[Source data]
######

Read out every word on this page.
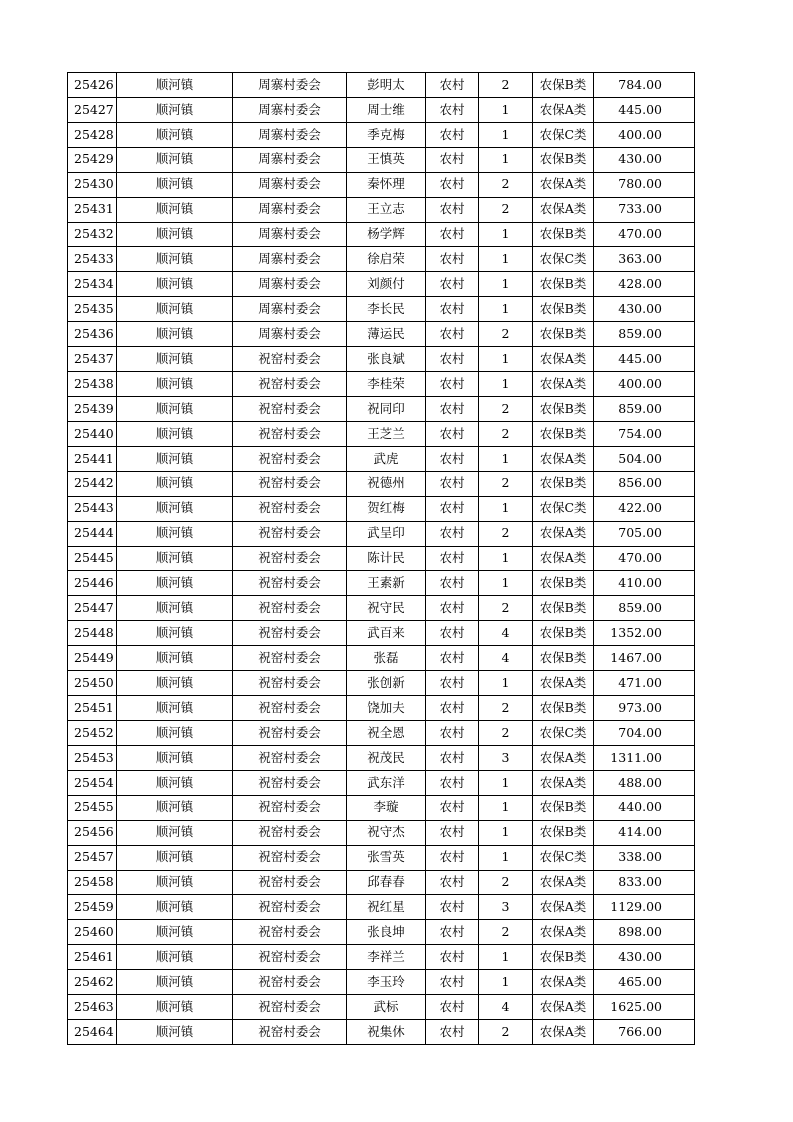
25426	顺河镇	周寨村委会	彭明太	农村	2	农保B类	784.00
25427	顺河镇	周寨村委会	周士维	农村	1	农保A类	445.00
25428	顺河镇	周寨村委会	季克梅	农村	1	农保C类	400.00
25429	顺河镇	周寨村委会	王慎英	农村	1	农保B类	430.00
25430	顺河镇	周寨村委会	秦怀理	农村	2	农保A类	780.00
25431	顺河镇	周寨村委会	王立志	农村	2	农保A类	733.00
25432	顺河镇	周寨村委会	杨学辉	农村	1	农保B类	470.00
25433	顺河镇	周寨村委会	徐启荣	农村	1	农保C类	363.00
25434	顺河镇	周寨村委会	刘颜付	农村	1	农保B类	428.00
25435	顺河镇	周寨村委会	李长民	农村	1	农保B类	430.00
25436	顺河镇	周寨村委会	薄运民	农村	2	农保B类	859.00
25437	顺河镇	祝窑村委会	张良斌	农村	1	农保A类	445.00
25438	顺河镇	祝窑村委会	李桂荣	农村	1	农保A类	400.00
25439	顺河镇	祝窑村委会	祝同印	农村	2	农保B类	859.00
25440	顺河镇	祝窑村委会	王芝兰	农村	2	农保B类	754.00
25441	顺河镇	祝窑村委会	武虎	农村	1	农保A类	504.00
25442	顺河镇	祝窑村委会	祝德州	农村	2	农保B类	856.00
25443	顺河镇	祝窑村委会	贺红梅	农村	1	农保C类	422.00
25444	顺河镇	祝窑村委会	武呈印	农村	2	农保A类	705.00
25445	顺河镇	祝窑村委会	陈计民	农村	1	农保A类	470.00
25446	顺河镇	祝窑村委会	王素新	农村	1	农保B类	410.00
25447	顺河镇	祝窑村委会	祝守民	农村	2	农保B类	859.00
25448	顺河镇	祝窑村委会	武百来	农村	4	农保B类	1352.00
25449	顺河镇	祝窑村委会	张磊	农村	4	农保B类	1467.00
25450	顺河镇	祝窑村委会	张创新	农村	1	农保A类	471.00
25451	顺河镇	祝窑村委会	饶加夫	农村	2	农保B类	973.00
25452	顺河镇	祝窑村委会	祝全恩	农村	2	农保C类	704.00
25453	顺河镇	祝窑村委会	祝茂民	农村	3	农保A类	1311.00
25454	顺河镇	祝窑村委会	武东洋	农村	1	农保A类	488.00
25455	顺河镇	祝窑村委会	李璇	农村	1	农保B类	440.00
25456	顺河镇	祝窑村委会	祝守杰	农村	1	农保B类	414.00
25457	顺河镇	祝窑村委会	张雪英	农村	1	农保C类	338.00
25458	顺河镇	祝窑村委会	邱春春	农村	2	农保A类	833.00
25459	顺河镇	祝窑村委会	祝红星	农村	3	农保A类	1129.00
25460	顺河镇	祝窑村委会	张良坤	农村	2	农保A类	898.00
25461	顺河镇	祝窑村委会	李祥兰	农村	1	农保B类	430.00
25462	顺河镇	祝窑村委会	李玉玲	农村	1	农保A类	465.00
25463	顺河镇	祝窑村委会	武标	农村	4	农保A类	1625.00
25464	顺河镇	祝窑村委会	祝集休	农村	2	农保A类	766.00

######

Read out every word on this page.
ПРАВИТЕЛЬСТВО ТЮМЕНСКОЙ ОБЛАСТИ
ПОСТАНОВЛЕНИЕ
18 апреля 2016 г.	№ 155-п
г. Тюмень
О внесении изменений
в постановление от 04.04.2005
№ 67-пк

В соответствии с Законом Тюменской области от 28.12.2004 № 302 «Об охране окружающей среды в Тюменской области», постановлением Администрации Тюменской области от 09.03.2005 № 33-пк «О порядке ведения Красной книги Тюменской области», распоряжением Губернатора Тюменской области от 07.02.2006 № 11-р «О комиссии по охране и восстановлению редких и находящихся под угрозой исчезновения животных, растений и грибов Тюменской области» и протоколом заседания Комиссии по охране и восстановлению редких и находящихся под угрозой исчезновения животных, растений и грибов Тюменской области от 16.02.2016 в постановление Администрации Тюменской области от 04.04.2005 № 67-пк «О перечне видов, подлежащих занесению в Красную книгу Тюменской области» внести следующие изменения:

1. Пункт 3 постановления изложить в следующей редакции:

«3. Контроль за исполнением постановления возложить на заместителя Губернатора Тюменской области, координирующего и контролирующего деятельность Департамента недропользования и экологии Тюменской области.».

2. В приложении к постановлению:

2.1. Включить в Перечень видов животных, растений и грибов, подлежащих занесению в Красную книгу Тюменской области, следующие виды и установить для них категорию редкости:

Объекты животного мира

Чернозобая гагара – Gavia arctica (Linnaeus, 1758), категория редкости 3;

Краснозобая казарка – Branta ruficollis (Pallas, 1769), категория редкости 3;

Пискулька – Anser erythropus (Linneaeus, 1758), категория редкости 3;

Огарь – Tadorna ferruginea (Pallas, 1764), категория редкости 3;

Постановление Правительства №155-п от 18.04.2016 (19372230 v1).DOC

######

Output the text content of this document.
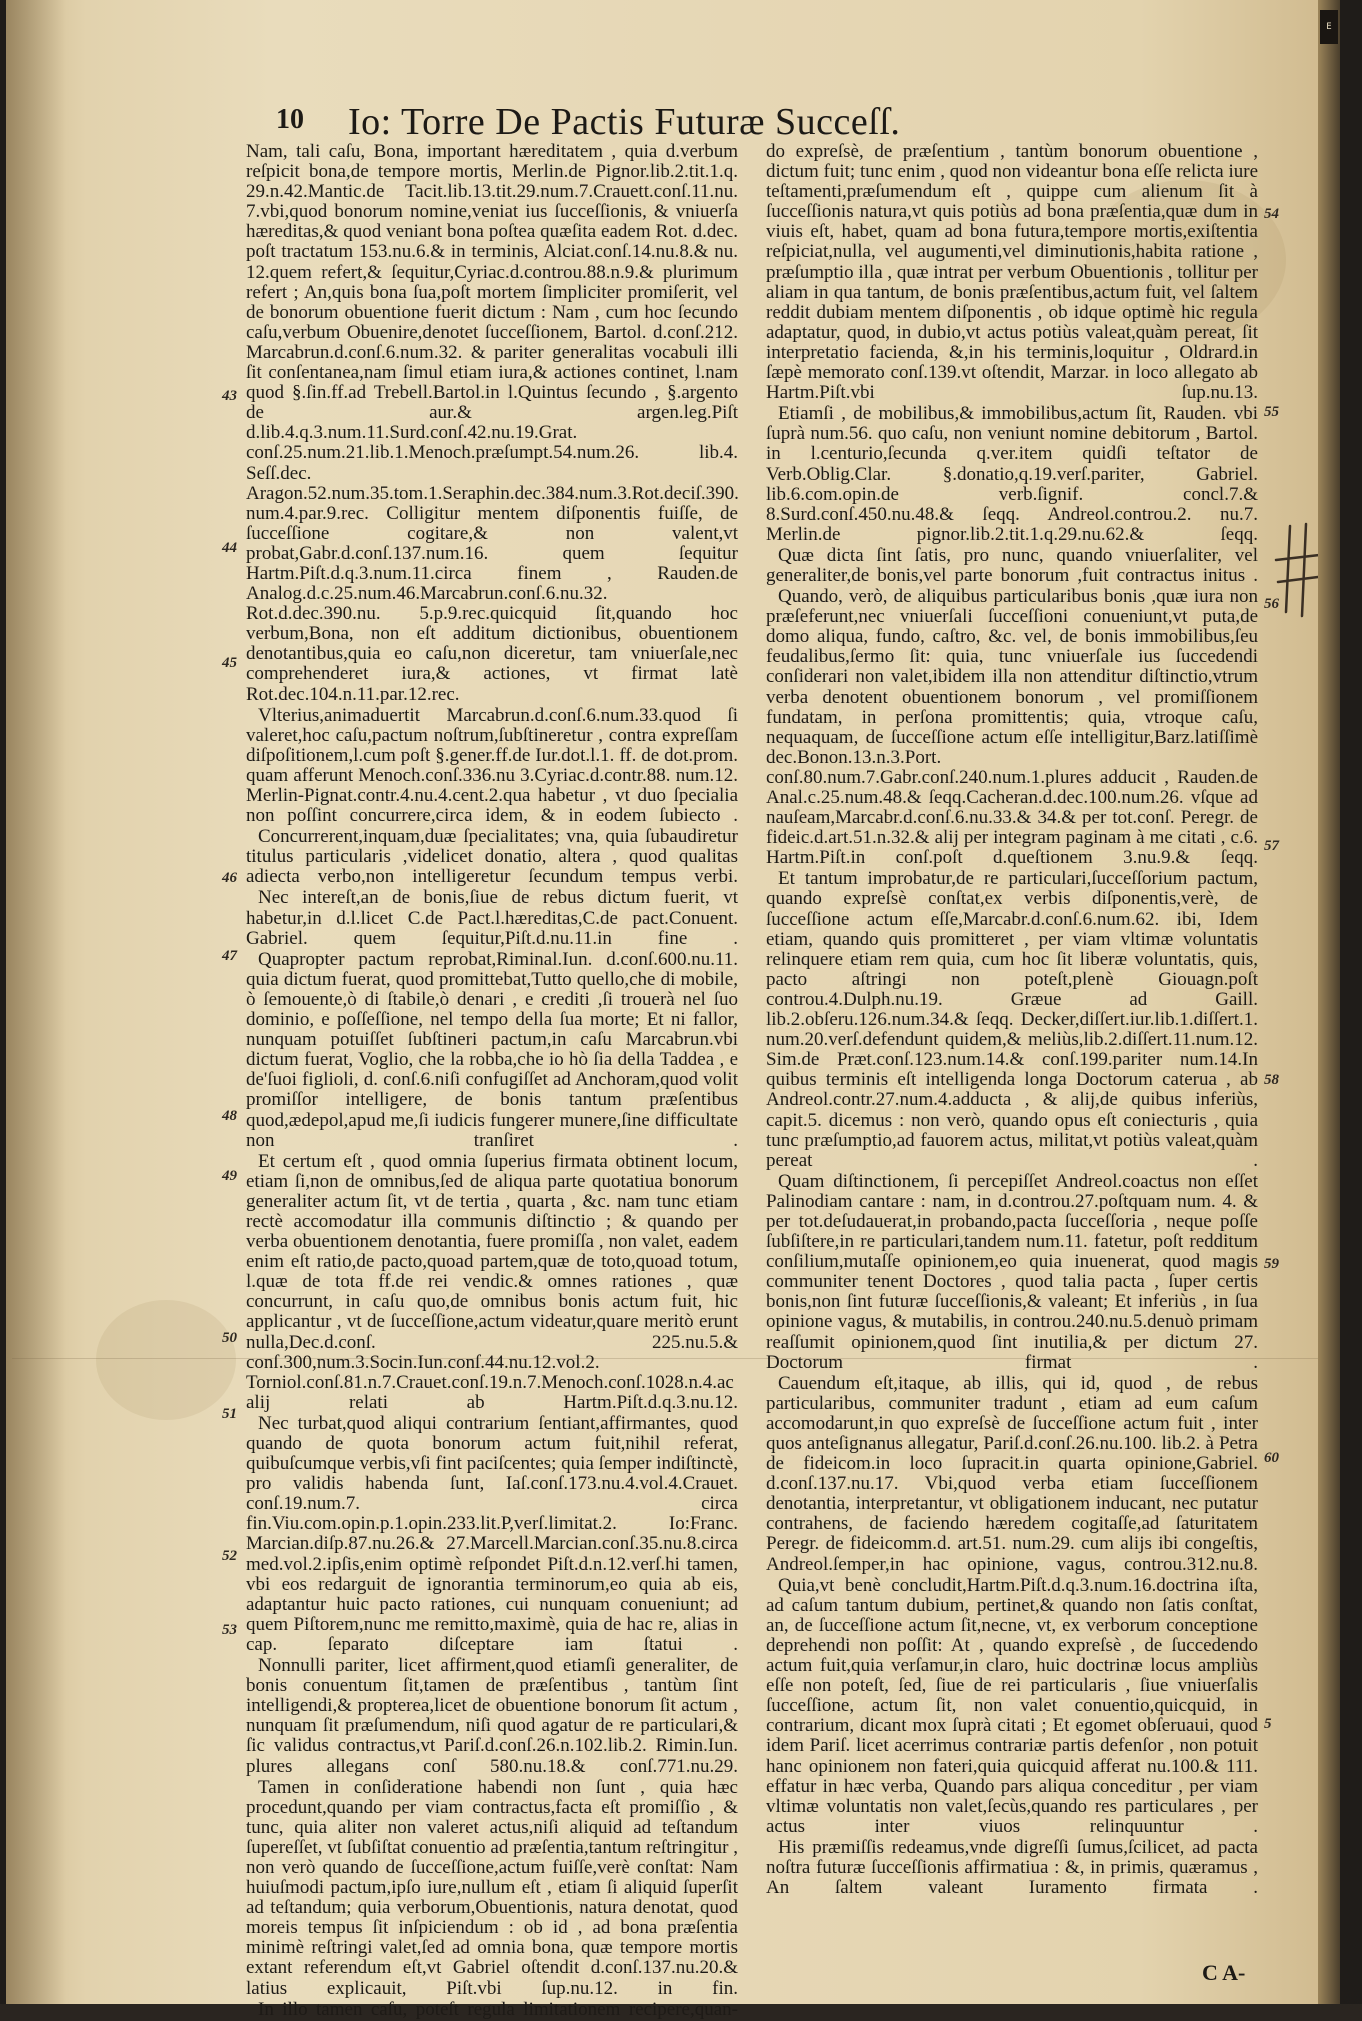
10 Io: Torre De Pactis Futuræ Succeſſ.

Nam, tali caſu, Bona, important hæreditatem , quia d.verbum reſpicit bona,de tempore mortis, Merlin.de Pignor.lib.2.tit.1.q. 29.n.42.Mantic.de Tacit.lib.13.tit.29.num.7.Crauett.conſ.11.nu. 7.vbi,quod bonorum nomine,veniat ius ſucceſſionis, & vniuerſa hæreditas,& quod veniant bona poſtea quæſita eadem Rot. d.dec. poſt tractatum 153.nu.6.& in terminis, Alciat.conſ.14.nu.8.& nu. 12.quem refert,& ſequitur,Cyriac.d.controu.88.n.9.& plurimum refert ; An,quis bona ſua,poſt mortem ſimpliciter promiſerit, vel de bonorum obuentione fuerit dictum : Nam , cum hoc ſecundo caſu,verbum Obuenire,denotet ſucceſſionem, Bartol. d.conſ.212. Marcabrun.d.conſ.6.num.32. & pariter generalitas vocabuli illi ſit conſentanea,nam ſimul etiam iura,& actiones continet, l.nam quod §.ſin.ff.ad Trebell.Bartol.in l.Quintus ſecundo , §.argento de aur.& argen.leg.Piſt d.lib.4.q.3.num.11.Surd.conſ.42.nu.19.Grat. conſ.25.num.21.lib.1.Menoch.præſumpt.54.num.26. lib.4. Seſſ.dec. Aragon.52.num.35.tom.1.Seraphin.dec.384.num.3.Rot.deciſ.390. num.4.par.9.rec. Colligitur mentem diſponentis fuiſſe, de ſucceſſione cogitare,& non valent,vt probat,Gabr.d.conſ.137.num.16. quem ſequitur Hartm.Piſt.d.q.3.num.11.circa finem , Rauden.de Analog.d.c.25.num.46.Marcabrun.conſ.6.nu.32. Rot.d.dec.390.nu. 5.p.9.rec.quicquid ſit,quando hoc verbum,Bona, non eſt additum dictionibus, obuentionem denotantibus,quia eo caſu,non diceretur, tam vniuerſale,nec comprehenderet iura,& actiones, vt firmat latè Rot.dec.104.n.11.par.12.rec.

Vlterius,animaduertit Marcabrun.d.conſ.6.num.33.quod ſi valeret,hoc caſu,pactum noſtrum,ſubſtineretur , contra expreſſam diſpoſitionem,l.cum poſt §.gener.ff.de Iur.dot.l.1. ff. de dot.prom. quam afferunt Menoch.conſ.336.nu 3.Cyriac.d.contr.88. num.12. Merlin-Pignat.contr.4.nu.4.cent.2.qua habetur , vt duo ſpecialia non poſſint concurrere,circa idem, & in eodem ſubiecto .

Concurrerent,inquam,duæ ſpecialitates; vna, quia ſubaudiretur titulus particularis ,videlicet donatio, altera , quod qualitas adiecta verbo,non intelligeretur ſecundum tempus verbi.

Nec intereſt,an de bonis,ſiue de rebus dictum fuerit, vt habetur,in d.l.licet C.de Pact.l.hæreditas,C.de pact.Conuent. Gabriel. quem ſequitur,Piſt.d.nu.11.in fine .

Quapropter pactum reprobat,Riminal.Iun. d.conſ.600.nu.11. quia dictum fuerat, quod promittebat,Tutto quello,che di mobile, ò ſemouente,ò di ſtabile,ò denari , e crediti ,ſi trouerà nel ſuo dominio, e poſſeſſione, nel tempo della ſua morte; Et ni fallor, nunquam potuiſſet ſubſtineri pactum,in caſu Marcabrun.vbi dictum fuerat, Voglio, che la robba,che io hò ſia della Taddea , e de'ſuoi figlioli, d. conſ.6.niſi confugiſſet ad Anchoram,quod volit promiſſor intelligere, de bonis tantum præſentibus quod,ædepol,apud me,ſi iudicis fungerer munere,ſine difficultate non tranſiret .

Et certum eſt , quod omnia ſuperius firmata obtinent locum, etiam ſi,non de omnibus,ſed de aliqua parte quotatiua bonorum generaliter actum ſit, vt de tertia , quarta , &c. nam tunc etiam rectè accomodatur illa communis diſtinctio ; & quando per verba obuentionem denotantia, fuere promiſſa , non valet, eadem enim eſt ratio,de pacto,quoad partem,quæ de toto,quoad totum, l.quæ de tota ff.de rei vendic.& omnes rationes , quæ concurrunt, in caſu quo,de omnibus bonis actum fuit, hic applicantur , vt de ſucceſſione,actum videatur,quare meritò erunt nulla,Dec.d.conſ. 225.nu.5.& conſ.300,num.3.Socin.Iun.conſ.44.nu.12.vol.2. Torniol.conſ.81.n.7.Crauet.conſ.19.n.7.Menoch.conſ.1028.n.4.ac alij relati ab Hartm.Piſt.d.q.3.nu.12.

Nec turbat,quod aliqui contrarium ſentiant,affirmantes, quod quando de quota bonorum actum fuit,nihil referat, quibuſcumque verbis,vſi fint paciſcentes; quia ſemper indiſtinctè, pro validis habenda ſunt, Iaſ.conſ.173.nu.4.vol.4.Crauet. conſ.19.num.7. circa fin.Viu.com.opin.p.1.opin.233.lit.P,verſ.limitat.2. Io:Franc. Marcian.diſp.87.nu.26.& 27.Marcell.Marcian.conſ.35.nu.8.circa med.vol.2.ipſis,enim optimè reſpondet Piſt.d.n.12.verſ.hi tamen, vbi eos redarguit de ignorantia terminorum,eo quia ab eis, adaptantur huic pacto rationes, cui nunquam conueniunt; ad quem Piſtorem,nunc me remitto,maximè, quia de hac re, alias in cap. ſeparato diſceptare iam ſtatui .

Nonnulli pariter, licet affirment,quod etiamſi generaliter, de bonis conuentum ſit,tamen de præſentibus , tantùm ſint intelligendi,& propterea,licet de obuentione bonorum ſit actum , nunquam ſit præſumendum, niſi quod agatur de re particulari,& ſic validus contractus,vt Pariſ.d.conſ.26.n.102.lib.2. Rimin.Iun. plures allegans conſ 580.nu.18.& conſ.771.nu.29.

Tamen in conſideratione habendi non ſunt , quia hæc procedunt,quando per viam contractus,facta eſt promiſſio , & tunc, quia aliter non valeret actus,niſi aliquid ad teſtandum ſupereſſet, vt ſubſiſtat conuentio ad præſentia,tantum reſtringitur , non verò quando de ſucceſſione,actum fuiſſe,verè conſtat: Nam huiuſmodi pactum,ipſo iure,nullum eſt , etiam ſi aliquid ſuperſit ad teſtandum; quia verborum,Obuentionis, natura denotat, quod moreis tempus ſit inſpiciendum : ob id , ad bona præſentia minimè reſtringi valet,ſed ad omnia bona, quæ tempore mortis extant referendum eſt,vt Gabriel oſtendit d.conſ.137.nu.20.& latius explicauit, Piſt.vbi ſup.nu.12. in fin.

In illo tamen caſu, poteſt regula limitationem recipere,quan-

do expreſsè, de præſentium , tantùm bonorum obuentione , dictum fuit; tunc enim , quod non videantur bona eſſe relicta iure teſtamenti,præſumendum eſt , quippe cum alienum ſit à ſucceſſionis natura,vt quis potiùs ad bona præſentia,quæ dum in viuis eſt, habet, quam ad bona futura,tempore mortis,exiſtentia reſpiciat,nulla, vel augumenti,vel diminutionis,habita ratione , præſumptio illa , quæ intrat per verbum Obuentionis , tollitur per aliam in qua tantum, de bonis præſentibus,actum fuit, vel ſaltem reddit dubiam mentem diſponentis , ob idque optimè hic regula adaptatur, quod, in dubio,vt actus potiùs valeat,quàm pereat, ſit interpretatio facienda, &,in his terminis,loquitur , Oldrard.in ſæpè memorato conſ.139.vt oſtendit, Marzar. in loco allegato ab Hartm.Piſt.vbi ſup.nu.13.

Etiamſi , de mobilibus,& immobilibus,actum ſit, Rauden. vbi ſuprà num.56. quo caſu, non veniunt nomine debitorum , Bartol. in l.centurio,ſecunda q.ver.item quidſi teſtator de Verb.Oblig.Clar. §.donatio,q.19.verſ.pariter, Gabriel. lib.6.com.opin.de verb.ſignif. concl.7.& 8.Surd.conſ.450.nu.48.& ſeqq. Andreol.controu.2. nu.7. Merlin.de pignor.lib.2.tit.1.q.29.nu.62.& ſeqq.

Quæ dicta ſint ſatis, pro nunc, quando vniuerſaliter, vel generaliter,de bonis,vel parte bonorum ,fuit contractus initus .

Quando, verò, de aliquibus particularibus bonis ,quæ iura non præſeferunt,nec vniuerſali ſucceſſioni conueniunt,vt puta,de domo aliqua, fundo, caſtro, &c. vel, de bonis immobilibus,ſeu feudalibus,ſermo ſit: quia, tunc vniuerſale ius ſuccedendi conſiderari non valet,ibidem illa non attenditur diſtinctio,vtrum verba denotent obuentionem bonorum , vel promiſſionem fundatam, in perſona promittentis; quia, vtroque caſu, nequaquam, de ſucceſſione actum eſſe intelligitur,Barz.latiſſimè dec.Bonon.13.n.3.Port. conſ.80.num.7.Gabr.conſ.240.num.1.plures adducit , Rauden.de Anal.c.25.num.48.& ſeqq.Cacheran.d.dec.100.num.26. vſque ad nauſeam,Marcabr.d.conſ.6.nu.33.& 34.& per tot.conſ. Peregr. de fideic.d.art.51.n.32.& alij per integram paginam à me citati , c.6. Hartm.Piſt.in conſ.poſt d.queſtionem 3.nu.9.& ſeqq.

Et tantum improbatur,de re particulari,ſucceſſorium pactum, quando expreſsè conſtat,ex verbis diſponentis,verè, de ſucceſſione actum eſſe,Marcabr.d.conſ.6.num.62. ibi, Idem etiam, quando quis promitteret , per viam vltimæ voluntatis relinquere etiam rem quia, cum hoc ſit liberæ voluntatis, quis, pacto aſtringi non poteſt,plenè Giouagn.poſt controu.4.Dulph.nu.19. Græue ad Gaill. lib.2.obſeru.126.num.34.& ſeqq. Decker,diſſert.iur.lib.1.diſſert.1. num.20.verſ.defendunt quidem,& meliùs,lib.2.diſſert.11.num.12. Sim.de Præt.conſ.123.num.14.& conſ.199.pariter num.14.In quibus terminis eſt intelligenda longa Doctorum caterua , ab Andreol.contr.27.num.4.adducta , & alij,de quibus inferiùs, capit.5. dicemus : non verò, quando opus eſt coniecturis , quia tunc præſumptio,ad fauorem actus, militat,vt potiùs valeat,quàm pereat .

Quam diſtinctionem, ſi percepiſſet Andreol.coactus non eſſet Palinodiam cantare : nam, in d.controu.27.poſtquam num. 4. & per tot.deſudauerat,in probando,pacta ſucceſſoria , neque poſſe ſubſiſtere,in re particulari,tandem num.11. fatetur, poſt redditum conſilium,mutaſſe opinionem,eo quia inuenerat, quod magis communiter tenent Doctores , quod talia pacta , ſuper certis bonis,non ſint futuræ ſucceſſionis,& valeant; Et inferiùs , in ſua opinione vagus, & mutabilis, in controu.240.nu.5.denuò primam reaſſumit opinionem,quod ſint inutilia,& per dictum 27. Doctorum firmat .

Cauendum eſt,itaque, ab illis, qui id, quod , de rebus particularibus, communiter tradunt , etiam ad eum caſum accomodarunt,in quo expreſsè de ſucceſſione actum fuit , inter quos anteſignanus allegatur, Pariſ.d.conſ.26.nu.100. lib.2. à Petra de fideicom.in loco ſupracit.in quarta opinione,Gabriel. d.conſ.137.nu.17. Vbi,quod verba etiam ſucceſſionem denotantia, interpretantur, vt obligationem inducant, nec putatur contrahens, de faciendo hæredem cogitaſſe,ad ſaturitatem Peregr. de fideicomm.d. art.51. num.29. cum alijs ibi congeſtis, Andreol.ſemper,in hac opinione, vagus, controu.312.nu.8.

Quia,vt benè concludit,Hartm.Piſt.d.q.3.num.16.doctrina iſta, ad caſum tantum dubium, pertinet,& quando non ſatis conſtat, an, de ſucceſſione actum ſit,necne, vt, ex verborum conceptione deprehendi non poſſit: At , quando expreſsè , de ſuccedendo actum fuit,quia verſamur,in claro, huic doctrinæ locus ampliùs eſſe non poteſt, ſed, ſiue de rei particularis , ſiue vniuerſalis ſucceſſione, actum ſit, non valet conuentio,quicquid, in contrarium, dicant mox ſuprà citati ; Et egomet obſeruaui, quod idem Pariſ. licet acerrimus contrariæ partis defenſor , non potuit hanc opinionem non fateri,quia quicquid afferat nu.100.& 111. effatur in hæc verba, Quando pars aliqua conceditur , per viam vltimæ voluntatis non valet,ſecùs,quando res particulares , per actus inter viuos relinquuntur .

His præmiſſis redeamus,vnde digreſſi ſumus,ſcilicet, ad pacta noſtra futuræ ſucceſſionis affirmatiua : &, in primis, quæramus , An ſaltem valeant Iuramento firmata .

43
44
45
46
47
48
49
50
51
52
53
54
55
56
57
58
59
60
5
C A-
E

######

- _WHAT IS NEEDED_: Count how many lines above include the word "постановления" and answer with that figure only.

- _FINISHED EXERCISE_: 2